• **Short task**:
The listing below should be printed exactly, every line of it. Skip the pictures.

START Provided entries

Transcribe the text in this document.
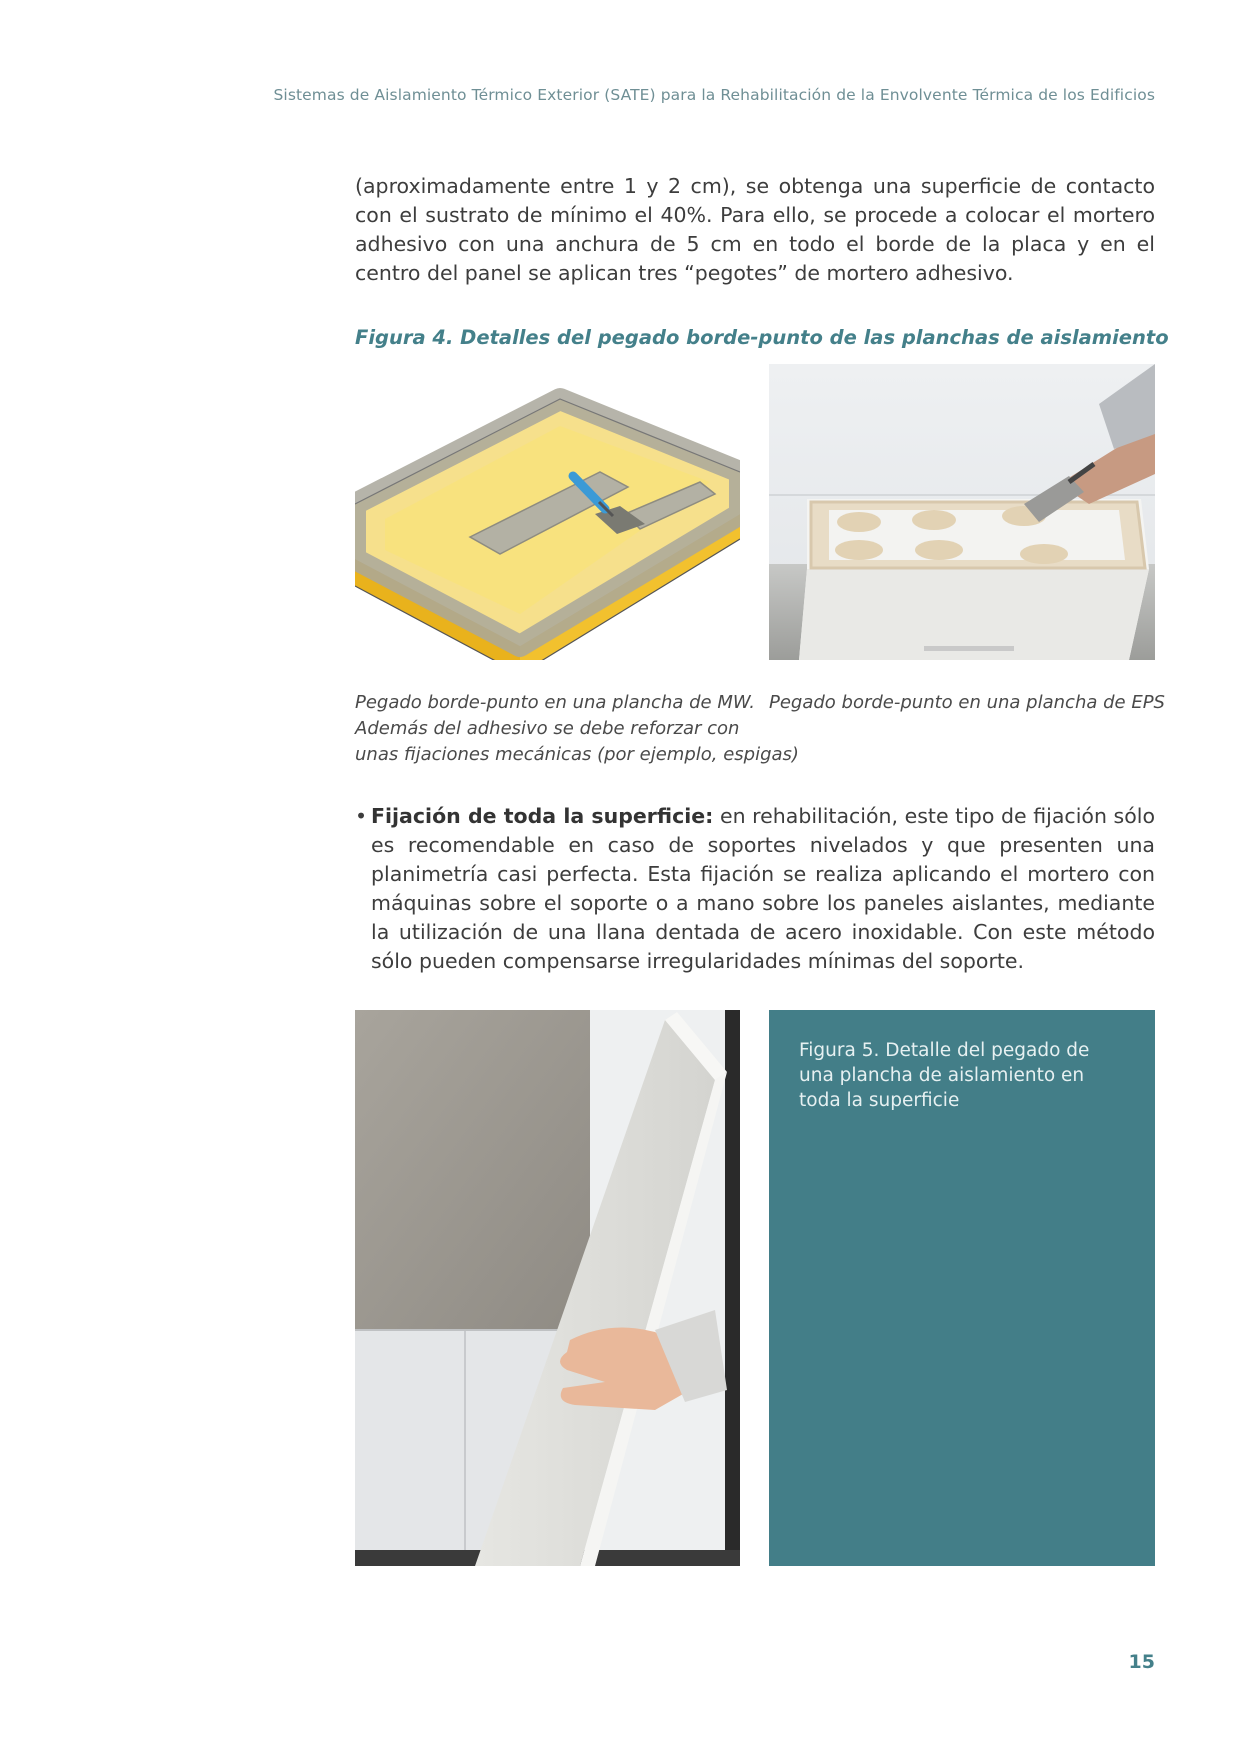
Sistemas de Aislamiento Térmico Exterior (SATE) para la Rehabilitación de la Envolvente Térmica de los Edificios

(aproximadamente entre 1 y 2 cm), se obtenga una superficie de contacto con el sustrato de mínimo el 40%. Para ello, se procede a colocar el mortero adhesivo con una anchura de 5 cm en todo el borde de la placa y en el centro del panel se aplican tres “pegotes” de mortero adhesivo.

Figura 4. Detalles del pegado borde-punto de las planchas de aislamiento
Pegado borde-punto en una plancha de MW.
Además del adhesivo se debe reforzar con
unas fijaciones mecánicas (por ejemplo, espigas)
Pegado borde-punto en una plancha de EPS
• Fijación de toda la superficie: en rehabilitación, este tipo de fijación sólo es recomendable en caso de soportes nivelados y que presenten una planimetría casi perfecta. Esta fijación se realiza aplicando el mortero con máquinas sobre el soporte o a mano sobre los paneles aislantes, mediante la utilización de una llana dentada de acero inoxidable. Con este método sólo pueden compensarse irregularidades mínimas del soporte.

Figura 5. Detalle del pegado de una plancha de aislamiento en toda la superficie

15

END Provided entries

• **Written answer**:
Transcribe the text in this document.
Sistemas de Aislamiento Térmico Exterior (SATE) para la Rehabilitación de la Envolvente Térmica de los Edificios

(aproximadamente entre 1 y 2 cm), se obtenga una superficie de contacto con el sustrato de mínimo el 40%. Para ello, se procede a colocar el mortero adhesivo con una anchura de 5 cm en todo el borde de la placa y en el centro del panel se aplican tres “pegotes” de mortero adhesivo.

Figura 4. Detalles del pegado borde-punto de las planchas de aislamiento
Pegado borde-punto en una plancha de MW.
Además del adhesivo se debe reforzar con
unas fijaciones mecánicas (por ejemplo, espigas)
Pegado borde-punto en una plancha de EPS
• Fijación de toda la superficie: en rehabilitación, este tipo de fijación sólo es recomendable en caso de soportes nivelados y que presenten una planimetría casi perfecta. Esta fijación se realiza aplicando el mortero con máquinas sobre el soporte o a mano sobre los paneles aislantes, mediante la utilización de una llana dentada de acero inoxidable. Con este método sólo pueden compensarse irregularidades mínimas del soporte.

Figura 5. Detalle del pegado de una plancha de aislamiento en toda la superficie

15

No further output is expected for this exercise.